"""
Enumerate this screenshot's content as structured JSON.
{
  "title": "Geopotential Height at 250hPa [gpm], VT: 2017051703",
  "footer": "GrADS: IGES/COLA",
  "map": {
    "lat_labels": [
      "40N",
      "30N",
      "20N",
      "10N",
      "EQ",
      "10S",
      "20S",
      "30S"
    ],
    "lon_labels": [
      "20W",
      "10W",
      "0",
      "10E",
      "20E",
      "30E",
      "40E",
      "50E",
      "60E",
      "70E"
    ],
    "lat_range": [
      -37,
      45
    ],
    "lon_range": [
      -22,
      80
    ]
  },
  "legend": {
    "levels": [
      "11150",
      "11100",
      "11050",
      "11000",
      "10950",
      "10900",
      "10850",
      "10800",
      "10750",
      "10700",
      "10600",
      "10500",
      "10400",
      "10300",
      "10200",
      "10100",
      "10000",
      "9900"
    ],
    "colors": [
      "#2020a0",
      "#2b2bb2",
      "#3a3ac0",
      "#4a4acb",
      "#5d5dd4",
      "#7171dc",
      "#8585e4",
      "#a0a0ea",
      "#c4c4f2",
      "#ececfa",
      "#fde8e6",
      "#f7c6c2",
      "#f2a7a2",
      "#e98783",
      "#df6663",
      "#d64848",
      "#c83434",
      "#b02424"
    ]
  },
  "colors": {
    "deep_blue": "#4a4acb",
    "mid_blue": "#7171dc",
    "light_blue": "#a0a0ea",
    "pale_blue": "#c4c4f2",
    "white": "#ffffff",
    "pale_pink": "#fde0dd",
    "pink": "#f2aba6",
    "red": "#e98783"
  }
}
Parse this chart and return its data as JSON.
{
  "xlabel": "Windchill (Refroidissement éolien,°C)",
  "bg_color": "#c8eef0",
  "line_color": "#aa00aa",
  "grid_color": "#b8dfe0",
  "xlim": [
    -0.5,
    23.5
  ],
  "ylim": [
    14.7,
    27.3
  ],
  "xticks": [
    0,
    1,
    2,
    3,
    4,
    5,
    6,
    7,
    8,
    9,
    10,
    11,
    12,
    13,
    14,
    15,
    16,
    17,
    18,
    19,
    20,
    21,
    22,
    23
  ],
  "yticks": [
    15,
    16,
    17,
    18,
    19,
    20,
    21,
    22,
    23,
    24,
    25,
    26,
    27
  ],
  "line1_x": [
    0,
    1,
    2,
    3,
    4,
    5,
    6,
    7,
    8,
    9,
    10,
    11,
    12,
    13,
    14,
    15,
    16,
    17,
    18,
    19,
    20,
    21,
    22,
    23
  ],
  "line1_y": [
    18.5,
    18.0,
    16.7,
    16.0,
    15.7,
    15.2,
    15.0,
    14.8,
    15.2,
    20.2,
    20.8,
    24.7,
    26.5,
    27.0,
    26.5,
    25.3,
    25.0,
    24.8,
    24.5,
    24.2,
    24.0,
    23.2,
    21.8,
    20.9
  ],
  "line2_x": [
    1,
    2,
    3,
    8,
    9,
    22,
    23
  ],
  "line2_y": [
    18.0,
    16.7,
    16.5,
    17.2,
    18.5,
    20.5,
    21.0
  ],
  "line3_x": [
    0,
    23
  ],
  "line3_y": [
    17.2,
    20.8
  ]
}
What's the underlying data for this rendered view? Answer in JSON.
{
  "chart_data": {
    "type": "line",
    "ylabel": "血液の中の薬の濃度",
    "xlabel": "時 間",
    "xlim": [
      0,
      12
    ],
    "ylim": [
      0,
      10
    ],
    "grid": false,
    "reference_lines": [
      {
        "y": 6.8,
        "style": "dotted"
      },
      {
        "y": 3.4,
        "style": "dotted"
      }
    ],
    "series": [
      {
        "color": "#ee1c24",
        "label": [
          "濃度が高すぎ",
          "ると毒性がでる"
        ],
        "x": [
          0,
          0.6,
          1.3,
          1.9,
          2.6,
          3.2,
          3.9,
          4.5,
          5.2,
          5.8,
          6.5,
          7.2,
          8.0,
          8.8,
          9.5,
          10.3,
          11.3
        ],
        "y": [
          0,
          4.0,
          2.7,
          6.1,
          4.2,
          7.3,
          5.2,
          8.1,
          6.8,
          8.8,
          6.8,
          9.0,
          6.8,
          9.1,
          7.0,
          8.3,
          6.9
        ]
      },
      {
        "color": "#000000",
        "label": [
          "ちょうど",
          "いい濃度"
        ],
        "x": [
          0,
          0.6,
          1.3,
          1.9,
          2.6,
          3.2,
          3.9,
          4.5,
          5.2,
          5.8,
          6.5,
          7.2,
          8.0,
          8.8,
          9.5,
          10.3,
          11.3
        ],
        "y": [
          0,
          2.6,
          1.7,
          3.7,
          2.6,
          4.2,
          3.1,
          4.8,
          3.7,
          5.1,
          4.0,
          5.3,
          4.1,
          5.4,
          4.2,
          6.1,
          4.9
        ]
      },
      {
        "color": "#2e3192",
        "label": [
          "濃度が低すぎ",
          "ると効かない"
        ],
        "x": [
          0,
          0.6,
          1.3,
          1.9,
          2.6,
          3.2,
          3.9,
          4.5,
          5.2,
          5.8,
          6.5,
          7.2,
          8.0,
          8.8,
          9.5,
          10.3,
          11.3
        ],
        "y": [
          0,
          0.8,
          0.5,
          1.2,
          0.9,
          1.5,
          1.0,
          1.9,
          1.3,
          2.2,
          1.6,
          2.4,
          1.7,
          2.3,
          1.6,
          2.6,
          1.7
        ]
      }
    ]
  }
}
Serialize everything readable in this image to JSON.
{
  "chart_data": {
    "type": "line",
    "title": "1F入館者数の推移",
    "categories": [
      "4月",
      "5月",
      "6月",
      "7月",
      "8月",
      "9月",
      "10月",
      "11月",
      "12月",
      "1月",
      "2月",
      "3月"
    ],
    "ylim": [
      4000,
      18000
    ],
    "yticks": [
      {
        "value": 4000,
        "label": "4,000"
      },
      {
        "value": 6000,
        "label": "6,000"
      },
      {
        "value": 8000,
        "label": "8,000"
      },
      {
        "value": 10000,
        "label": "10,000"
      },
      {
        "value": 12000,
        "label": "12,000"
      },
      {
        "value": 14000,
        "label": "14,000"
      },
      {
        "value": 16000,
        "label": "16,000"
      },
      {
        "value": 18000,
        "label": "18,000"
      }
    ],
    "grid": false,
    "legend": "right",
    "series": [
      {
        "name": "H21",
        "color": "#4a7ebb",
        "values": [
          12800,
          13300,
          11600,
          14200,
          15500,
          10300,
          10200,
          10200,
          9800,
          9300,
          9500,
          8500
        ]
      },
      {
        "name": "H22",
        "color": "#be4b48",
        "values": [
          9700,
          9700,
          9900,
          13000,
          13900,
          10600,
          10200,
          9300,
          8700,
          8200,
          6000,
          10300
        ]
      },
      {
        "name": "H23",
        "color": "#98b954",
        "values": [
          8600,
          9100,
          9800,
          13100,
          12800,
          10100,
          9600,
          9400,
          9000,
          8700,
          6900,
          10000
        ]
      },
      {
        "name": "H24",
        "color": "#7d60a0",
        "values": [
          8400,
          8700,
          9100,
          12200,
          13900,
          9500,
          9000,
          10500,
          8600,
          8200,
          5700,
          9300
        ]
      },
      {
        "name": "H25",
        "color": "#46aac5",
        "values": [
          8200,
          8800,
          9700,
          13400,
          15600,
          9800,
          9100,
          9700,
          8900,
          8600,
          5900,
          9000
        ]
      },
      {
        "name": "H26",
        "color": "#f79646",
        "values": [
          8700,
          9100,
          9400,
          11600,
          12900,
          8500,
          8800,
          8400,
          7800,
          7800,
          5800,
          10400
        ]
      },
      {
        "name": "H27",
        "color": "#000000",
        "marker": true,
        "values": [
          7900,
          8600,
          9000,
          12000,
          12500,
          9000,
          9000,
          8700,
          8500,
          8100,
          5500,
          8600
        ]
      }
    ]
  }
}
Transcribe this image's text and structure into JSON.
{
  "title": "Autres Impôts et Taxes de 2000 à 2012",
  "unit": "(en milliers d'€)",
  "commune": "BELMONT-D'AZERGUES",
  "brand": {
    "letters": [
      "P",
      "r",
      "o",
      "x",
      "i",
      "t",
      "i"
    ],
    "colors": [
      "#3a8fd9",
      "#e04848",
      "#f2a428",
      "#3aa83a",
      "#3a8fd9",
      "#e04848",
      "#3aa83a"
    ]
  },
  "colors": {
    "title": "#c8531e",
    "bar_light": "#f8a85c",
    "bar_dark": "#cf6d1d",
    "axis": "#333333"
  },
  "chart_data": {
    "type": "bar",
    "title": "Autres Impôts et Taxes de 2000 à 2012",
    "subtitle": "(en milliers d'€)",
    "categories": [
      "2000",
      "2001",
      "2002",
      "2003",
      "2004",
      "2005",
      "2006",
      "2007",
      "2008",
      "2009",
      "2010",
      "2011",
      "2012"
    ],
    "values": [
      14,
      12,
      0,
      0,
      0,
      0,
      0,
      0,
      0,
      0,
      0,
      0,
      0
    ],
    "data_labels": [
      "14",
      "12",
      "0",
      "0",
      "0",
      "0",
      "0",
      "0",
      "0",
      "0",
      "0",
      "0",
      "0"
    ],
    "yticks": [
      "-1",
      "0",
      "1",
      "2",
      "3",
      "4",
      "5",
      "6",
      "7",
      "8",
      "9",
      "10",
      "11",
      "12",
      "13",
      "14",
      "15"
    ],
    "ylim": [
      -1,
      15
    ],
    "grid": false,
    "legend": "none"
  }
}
"""
Copy every line of the records above that holds the word "Taxes".

  "title": "Autres Impôts et Taxes de 2000 à 2012",
    "title": "Autres Impôts et Taxes de 2000 à 2012",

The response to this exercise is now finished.